■ **WHAT IS ASKED**: Collect all lines below with the string "other".

====== RECORDS SHOWN ======

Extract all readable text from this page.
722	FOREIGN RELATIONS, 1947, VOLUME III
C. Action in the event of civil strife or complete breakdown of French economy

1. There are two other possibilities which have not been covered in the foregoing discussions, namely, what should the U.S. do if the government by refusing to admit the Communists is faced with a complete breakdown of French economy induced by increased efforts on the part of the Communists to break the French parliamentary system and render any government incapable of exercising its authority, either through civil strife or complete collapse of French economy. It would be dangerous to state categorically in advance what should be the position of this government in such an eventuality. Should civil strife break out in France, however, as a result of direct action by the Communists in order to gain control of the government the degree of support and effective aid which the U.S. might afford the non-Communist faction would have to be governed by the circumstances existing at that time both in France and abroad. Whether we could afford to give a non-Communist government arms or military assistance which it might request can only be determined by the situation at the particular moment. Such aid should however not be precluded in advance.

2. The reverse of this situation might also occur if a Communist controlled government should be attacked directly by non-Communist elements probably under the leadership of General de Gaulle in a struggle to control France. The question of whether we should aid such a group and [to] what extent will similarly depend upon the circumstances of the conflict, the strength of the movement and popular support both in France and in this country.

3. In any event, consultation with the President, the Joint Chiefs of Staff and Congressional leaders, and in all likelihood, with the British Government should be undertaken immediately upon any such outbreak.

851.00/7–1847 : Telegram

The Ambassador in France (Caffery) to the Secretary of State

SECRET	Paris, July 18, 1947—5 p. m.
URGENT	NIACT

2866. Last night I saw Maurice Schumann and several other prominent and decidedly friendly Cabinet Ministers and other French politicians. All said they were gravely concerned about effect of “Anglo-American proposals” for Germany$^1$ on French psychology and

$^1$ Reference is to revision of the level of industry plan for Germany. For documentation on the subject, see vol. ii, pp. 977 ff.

======

■ **RESPONSE TO THIS EXERCISE**:
1. There are two other possibilities which have not been covered in the foregoing discussions, namely, what should the U.S. do if the government by refusing to admit the Communists is faced with a complete breakdown of French economy induced by increased efforts on the part of the Communists to break the French parliamentary system and render any government incapable of exercising its authority, either through civil strife or complete collapse of French economy. It would be dangerous to state categorically in advance what should be the position of this government in such an eventuality. Should civil strife break out in France, however, as a result of direct action by the Communists in order to gain control of the government the degree of support and effective aid which the U.S. might afford the non-Communist faction would have to be governed by the circumstances existing at that time both in France and abroad. Whether we could afford to give a non-Communist government arms or military assistance which it might request can only be determined by the situation at the particular moment. Such aid should however not be precluded in advance.
2866. Last night I saw Maurice Schumann and several other prominent and decidedly friendly Cabinet Ministers and other French politicians. All said they were gravely concerned about effect of “Anglo-American proposals” for Germany$^1$ on French psychology and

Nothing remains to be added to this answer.